=== Set exercise ===
Report the count of lines below in which the string "think" occurs; include nothing else.

=== The data ===
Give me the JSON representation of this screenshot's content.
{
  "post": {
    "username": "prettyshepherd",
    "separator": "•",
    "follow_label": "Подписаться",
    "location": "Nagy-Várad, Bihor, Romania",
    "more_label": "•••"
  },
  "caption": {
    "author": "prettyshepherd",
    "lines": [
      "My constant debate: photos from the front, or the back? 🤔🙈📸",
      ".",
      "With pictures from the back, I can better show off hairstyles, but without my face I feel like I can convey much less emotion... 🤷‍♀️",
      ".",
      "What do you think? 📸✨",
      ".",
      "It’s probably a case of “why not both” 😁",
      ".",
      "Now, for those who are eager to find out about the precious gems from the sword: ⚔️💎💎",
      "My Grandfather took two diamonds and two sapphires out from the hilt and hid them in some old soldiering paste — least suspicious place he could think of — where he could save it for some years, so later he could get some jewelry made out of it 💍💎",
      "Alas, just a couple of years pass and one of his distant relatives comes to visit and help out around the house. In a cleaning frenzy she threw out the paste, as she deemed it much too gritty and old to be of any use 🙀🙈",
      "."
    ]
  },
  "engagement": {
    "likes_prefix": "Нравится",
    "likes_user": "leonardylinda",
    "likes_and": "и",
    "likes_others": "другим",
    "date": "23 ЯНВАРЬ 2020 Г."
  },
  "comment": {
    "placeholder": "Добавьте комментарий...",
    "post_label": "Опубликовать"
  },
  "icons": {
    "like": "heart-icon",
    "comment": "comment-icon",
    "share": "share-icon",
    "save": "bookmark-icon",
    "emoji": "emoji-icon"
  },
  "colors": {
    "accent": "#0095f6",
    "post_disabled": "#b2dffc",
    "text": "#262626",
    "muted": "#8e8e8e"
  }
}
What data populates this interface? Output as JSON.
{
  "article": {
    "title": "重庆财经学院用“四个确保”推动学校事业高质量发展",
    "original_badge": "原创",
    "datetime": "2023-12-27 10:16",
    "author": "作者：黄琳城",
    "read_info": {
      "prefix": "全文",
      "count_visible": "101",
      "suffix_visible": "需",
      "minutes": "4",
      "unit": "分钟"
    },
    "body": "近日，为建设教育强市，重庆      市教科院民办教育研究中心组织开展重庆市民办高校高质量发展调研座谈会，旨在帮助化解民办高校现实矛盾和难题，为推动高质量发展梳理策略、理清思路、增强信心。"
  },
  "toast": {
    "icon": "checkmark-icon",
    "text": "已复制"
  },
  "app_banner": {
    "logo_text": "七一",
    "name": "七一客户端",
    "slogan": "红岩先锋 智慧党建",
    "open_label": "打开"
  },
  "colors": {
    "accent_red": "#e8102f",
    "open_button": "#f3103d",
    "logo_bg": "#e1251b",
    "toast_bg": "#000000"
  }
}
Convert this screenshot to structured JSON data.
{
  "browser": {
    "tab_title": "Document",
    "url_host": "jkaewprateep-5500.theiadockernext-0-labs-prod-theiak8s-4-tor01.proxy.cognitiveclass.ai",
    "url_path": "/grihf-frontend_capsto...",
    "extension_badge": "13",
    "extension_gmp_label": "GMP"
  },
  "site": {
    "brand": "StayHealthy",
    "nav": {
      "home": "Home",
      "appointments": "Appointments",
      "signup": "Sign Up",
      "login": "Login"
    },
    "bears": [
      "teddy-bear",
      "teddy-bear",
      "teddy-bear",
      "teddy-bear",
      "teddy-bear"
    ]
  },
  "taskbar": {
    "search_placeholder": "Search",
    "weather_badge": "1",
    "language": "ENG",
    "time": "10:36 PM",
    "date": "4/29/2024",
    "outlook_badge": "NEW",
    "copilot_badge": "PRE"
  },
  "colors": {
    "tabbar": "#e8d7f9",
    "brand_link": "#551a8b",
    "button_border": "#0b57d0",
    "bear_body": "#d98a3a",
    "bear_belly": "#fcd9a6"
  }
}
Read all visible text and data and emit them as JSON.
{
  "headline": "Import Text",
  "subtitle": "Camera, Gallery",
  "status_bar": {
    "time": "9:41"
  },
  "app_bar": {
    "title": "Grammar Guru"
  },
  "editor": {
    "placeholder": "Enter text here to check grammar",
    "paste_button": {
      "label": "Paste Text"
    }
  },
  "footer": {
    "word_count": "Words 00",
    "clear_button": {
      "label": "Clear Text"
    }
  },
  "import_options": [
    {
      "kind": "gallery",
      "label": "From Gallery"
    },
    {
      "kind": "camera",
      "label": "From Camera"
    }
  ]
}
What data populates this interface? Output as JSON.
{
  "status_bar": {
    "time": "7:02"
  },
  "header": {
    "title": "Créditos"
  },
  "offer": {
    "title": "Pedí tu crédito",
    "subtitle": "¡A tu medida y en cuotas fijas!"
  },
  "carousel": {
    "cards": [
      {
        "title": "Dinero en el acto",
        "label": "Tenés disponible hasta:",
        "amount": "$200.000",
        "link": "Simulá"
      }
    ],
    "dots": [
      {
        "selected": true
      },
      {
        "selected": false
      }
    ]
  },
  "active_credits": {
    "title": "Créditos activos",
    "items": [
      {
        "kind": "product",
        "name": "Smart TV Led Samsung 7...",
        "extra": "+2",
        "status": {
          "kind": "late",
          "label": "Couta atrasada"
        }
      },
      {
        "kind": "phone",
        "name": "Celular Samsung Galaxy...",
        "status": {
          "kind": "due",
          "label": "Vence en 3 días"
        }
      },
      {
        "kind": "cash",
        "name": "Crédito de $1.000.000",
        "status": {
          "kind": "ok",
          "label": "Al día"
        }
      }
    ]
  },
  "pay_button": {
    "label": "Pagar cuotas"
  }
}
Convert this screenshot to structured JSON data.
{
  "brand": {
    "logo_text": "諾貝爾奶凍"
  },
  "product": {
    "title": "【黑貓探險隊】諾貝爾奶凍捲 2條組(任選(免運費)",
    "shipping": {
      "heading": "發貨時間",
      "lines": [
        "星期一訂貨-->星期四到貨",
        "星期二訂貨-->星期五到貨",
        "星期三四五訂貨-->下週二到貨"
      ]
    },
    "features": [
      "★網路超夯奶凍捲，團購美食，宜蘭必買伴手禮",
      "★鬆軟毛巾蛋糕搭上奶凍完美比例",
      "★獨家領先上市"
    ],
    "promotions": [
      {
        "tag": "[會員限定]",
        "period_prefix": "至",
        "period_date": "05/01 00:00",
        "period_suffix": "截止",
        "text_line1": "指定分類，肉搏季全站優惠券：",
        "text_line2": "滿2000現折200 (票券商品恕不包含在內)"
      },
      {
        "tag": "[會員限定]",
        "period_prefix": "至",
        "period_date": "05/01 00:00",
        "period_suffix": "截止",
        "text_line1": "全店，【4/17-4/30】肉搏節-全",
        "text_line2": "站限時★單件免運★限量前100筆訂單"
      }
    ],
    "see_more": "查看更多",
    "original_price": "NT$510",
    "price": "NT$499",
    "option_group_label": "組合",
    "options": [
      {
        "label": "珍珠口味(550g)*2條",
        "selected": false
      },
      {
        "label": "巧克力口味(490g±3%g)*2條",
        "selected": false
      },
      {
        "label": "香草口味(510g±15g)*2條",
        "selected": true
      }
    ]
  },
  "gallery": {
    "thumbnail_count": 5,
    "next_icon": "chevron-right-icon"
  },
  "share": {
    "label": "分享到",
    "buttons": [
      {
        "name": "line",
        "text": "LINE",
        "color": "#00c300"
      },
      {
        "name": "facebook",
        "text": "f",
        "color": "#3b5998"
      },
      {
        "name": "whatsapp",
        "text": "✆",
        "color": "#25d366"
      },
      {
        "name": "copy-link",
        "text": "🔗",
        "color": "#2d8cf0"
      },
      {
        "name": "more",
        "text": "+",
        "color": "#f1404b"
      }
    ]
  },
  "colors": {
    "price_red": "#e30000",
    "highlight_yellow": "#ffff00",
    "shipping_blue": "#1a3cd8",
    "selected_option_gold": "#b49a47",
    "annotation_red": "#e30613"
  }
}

=== Exercise answer ===
2